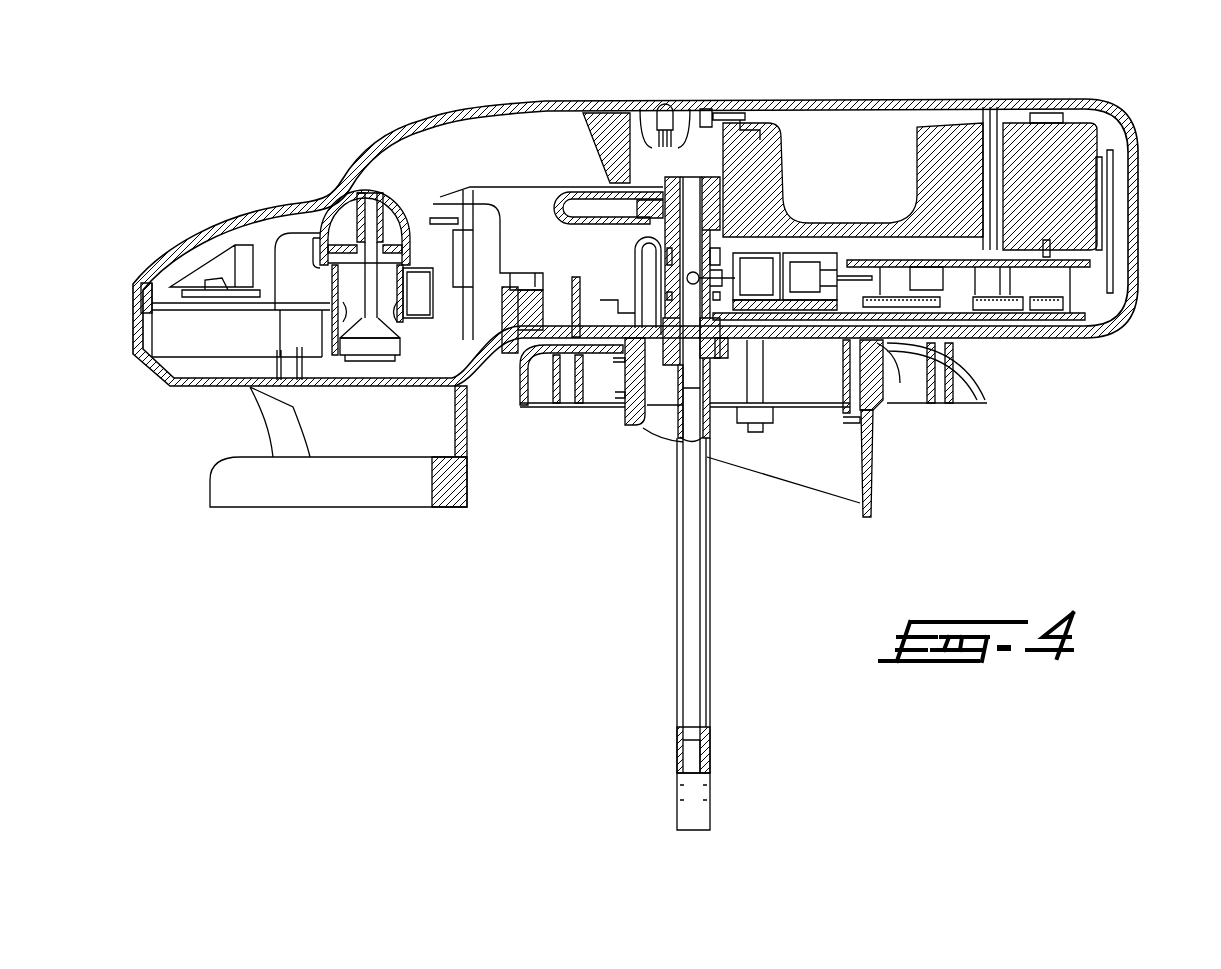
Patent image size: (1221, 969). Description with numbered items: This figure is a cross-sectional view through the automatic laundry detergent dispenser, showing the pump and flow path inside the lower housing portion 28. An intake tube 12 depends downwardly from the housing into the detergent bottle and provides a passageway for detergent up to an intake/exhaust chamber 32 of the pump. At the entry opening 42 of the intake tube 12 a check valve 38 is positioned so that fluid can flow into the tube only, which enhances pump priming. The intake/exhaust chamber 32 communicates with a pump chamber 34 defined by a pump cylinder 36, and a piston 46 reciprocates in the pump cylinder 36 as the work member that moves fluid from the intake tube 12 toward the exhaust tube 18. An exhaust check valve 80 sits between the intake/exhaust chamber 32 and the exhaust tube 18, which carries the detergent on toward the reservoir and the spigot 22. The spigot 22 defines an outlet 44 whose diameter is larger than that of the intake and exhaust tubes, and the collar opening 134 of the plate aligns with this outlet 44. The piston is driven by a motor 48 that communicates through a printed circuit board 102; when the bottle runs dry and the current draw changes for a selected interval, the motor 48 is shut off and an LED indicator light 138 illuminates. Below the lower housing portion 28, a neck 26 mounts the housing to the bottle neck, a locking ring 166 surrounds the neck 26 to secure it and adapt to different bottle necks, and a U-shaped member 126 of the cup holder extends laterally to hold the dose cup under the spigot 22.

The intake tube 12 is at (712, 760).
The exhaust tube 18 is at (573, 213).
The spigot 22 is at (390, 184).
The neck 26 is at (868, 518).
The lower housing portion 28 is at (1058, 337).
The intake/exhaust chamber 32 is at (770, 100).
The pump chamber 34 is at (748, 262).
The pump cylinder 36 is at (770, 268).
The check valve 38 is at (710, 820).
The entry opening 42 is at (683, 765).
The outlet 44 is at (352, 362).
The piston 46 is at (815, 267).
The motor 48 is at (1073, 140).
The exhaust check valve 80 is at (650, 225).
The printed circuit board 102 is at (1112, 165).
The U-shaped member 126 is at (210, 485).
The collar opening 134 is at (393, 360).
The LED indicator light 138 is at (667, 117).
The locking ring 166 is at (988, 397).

---*---

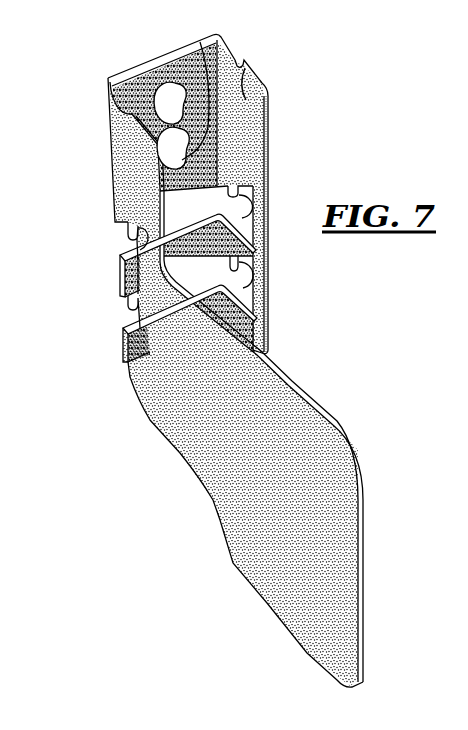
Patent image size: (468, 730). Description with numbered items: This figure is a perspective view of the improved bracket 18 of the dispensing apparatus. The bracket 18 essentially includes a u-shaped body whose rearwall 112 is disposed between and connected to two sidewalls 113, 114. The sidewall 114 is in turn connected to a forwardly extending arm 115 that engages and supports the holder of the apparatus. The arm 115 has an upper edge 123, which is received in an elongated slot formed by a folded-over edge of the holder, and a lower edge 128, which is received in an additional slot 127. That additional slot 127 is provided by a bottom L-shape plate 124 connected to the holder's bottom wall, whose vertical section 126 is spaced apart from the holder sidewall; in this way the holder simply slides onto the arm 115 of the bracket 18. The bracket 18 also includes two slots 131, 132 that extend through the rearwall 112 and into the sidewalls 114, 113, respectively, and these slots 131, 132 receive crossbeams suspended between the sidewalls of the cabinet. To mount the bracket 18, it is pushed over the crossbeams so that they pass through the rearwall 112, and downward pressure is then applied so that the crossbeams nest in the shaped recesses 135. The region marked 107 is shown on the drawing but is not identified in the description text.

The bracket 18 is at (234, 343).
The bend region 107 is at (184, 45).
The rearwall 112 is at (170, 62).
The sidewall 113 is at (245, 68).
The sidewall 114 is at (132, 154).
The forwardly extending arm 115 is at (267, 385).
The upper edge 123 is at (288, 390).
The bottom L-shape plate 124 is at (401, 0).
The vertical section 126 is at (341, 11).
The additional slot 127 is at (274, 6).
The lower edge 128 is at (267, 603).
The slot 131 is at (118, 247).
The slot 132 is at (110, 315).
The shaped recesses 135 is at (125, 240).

---*---

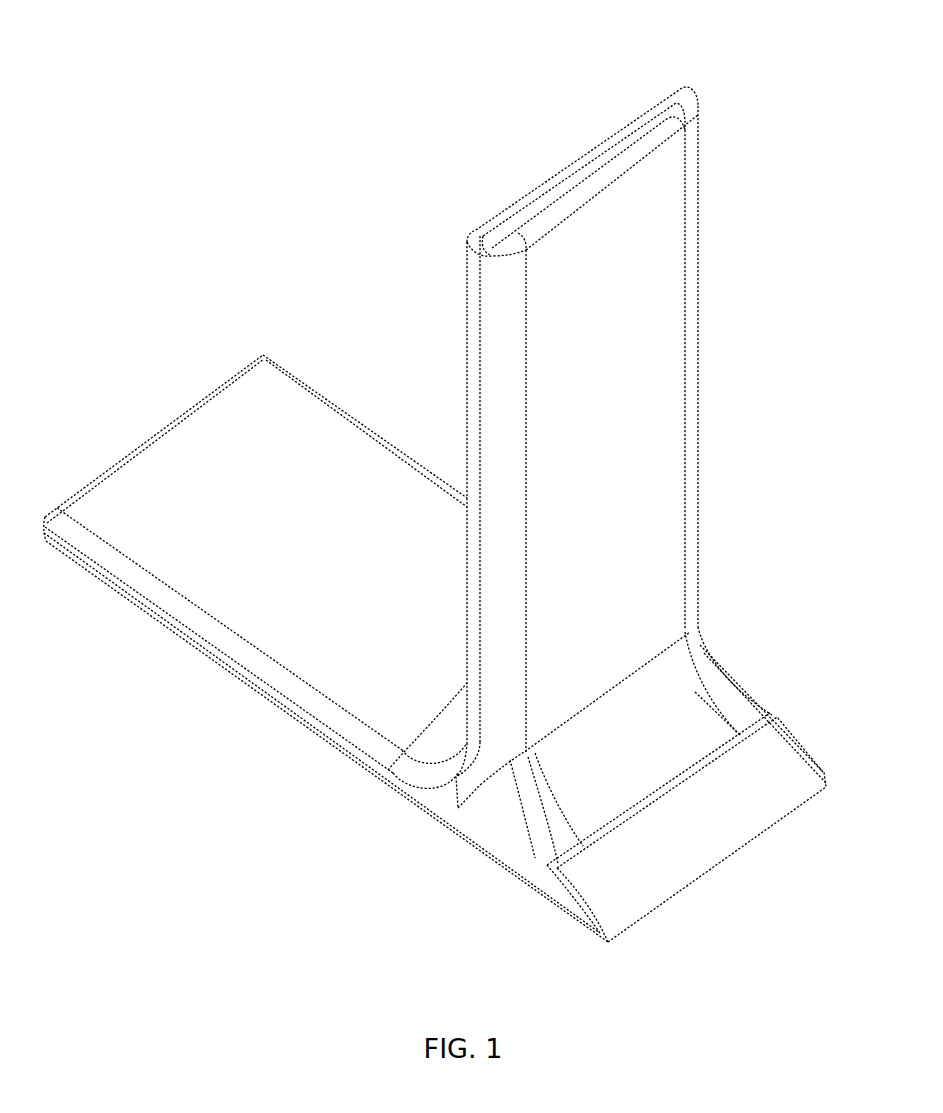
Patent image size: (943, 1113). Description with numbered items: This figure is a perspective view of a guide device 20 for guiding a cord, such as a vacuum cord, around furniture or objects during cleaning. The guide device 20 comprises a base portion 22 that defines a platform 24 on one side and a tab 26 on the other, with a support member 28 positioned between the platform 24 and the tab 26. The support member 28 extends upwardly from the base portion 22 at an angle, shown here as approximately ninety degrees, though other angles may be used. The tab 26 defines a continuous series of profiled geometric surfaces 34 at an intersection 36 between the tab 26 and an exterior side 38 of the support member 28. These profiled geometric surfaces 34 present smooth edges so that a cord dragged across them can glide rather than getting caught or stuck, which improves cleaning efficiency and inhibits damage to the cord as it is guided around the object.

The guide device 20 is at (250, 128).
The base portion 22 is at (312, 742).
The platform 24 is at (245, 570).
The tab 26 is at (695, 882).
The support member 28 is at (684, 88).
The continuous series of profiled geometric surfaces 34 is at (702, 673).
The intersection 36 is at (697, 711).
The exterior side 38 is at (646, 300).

---*---

GIVEN REQUEST: Retype the material starting at the line that contains "Patent image size: (943, 1113)." and ending at the line that contains "The guide device 20 is at (250, 128).", both included.

RESULT OF THIS EXERCISE:
Patent image size: (943, 1113). Description with numbered items: This figure is a perspective view of a guide device 20 for guiding a cord, such as a vacuum cord, around furniture or objects during cleaning. The guide device 20 comprises a base portion 22 that defines a platform 24 on one side and a tab 26 on the other, with a support member 28 positioned between the platform 24 and the tab 26. The support member 28 extends upwardly from the base portion 22 at an angle, shown here as approximately ninety degrees, though other angles may be used. The tab 26 defines a continuous series of profiled geometric surfaces 34 at an intersection 36 between the tab 26 and an exterior side 38 of the support member 28. These profiled geometric surfaces 34 present smooth edges so that a cord dragged across them can glide rather than getting caught or stuck, which improves cleaning efficiency and inhibits damage to the cord as it is guided around the object.

The guide device 20 is at (250, 128).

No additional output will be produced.